● **Problem description**
Where a line below holds the string "JSON", copy that line.
>> Begin
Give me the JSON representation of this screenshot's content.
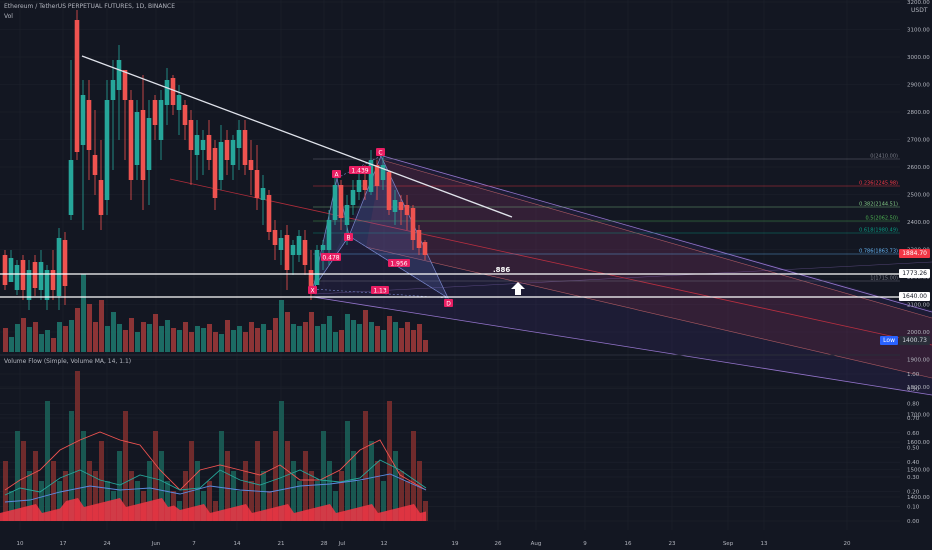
{
  "header": {
    "title": "Ethereum / TetherUS PERPETUAL FUTURES, 1D, BINANCE",
    "vol_label": "Vol",
    "indicator_label": "Volume Flow (Simple, Volume MA, 14, 1.1)"
  },
  "axis": {
    "currency": "USDT",
    "price_ticks": [
      "3200.00",
      "3100.00",
      "3000.00",
      "2900.00",
      "2800.00",
      "2700.00",
      "2600.00",
      "2500.00",
      "2400.00",
      "2300.00",
      "2200.00",
      "2100.00",
      "2000.00",
      "1900.00",
      "1800.00",
      "1700.00",
      "1600.00",
      "1500.00",
      "1400.00"
    ],
    "indicator_ticks": [
      "1.00",
      "0.90",
      "0.80",
      "0.70",
      "0.60",
      "0.50",
      "0.40",
      "0.30",
      "0.20",
      "0.10",
      "0.00"
    ],
    "time_labels": [
      "10",
      "17",
      "24",
      "Jun",
      "7",
      "14",
      "21",
      "28",
      "Jul",
      "12",
      "19",
      "26",
      "Aug",
      "9",
      "16",
      "23",
      "Sep",
      "13",
      "20"
    ]
  },
  "price_tags": {
    "current": "1884.70",
    "level1": "1773.26",
    "level2": "1640.00",
    "low_label": "Low",
    "low_value": "1400.73"
  },
  "fib_levels": [
    {
      "label": "0(2410.00)",
      "color": "#787b86"
    },
    {
      "label": "0.236(2245.98)",
      "color": "#f23645"
    },
    {
      "label": "0.382(2144.51)",
      "color": "#81c784"
    },
    {
      "label": "0.5(2062.50)",
      "color": "#4caf50"
    },
    {
      "label": "0.618(1980.49)",
      "color": "#089981"
    },
    {
      "label": "0.786(1863.73)",
      "color": "#64b5f6"
    },
    {
      "label": "1(1715.00)",
      "color": "#787b86"
    }
  ],
  "pattern": {
    "points": {
      "x": "X",
      "a": "A",
      "b": "B",
      "c": "C",
      "d": "D"
    },
    "ratios": {
      "xa_b": "0.478",
      "ab_c": "1.439",
      "bc_d": "1.956",
      "xa_d": "1.13"
    },
    "retracement": ".886"
  },
  "icons": {
    "arrow": "up-arrow-icon"
  }
}
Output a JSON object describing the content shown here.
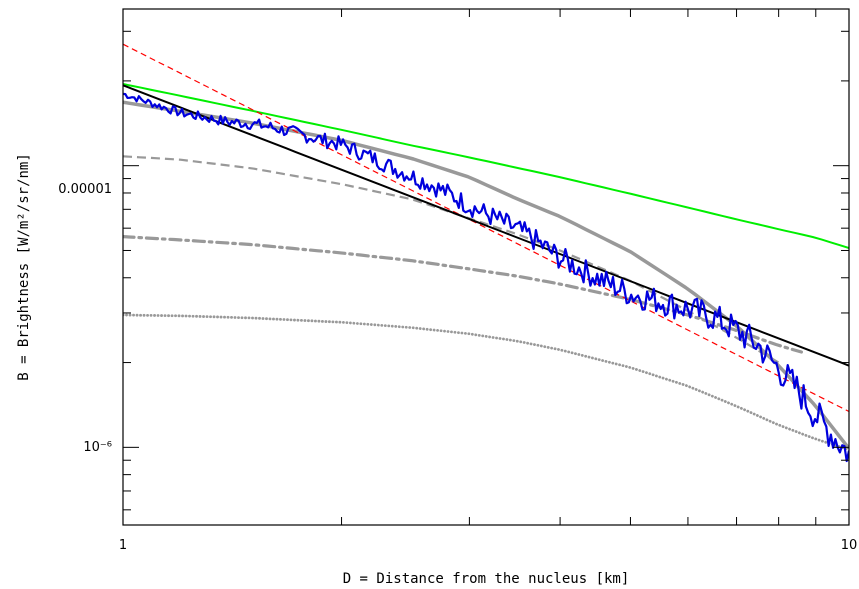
>> End
● **Exercise result**
Give me the JSON representation of this screenshot's content.
Output a JSON object describing the content shown here.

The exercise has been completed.